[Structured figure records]
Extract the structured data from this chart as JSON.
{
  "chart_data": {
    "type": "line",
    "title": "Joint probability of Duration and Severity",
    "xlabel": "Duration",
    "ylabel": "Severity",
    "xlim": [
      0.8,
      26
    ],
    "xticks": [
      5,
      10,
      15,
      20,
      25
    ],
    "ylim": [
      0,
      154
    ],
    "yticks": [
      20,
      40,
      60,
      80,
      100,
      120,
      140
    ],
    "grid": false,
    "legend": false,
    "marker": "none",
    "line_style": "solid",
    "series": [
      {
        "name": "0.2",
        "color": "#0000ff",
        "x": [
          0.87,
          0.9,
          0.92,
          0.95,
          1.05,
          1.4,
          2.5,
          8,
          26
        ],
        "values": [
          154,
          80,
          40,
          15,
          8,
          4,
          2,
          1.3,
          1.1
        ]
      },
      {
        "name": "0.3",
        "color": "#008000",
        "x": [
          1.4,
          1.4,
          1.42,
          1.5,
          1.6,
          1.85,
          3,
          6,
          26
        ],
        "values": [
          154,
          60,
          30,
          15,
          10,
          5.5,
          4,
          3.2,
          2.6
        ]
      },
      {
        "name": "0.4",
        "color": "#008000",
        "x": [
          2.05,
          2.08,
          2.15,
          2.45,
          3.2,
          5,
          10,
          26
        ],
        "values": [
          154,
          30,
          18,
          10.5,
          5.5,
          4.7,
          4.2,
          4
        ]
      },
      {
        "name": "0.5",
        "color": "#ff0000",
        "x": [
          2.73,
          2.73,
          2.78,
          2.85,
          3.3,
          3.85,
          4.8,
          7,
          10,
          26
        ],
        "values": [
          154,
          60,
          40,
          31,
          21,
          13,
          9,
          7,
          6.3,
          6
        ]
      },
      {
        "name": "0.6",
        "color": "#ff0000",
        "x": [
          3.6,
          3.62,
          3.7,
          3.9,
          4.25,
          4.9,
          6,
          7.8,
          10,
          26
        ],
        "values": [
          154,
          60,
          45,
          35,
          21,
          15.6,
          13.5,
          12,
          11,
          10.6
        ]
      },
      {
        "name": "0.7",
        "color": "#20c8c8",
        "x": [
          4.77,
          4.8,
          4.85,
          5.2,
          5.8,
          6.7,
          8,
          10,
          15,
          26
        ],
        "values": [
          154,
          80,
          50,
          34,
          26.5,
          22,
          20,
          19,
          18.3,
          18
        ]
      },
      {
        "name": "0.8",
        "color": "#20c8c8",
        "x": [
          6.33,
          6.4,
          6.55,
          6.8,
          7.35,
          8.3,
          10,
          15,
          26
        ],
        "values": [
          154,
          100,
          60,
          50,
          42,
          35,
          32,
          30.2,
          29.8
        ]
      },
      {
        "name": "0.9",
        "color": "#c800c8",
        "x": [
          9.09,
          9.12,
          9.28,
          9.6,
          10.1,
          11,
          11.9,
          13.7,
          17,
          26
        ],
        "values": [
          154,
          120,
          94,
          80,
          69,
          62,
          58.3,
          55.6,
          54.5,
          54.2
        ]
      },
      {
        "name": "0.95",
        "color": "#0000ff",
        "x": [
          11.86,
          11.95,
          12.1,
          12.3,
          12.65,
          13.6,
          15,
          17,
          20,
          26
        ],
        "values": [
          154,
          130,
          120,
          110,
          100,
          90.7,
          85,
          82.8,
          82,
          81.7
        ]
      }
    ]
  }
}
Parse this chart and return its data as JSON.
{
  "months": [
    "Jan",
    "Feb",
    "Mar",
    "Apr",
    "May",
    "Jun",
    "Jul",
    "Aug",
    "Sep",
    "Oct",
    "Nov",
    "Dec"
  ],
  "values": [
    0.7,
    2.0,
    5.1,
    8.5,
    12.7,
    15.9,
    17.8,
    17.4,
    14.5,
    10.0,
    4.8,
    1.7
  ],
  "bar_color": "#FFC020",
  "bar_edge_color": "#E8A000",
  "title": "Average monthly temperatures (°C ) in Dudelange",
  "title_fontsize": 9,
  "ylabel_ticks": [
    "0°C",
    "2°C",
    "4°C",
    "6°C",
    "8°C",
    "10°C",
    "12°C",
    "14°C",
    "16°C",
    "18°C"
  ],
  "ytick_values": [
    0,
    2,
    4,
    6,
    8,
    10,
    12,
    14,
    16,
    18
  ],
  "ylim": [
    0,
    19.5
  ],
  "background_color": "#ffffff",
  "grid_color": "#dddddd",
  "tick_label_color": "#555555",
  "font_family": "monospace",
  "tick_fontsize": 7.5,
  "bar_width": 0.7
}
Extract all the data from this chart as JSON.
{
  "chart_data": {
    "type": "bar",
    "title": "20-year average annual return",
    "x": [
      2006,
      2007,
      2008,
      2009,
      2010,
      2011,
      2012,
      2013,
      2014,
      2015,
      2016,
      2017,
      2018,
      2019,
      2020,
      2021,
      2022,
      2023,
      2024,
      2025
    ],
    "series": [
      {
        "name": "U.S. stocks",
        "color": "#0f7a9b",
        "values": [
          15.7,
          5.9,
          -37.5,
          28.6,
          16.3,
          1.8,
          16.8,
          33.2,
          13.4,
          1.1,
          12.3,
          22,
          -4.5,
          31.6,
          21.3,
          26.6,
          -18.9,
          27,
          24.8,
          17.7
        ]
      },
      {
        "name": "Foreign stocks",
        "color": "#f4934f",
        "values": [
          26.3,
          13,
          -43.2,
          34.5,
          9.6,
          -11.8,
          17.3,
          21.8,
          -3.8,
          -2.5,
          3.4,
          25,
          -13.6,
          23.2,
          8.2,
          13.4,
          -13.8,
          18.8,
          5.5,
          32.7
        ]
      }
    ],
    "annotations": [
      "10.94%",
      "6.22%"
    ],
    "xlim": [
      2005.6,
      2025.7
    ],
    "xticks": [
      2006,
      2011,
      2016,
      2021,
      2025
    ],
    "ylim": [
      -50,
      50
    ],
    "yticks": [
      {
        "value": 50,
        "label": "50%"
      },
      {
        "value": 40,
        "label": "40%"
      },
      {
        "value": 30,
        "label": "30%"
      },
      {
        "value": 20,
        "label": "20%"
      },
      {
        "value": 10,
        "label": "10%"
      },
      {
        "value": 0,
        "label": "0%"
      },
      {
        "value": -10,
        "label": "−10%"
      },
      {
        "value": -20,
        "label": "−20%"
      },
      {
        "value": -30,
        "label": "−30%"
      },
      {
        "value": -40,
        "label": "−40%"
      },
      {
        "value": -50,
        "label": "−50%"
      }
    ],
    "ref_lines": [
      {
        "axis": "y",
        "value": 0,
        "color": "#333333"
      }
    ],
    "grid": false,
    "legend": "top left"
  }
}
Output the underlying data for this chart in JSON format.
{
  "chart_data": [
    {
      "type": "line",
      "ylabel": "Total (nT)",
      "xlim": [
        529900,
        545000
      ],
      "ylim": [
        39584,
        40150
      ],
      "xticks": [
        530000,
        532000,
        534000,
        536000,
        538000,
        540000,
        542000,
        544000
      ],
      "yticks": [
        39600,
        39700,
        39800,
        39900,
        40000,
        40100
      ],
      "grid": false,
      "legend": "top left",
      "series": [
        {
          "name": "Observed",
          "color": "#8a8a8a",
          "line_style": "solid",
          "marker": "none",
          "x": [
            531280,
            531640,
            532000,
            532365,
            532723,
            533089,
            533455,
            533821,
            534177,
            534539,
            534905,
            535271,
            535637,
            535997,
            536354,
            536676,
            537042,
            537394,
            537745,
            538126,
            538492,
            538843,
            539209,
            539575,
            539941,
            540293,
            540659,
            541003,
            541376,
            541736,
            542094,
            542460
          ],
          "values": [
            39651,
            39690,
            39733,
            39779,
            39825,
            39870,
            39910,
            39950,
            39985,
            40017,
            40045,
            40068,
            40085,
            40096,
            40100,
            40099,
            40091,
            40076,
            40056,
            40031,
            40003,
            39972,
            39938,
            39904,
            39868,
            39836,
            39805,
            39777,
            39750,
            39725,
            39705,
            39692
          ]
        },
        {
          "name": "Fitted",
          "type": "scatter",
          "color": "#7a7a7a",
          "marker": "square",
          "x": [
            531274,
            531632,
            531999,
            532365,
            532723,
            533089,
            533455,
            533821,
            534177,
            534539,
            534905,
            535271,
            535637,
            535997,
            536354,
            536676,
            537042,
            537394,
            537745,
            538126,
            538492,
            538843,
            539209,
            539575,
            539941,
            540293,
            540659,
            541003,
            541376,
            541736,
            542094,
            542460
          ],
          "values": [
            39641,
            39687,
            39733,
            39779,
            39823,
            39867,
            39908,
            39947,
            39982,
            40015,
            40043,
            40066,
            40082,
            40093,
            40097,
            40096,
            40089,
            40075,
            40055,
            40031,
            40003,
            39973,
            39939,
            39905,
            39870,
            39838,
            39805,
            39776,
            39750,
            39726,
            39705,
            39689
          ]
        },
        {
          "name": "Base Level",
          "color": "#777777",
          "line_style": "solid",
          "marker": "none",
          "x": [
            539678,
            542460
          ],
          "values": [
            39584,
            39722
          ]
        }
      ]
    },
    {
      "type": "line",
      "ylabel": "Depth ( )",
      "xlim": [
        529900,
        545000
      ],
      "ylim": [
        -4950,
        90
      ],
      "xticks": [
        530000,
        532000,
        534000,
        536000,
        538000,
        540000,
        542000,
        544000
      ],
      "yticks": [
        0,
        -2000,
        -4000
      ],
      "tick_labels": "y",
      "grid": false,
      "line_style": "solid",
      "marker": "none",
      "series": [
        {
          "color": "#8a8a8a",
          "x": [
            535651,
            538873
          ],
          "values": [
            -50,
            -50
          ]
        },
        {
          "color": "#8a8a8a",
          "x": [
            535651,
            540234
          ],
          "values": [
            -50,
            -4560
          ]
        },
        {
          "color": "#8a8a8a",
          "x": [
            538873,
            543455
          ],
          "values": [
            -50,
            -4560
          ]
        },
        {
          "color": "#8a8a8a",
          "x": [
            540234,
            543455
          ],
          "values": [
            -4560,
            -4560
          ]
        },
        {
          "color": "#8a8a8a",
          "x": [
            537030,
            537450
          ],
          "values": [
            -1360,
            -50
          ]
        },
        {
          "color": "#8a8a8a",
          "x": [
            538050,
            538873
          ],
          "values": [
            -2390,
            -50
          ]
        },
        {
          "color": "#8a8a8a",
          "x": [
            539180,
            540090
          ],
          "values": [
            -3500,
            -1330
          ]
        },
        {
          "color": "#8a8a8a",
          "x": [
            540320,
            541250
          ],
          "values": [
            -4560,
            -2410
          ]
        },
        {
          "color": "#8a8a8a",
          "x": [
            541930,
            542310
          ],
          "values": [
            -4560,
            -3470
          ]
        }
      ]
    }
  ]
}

__Exercise details__
Find the word "none" in the entries above and gather every line that holds it.

__Problem solution__
    "marker": "none",
          "marker": "none",
          "marker": "none",
      "marker": "none",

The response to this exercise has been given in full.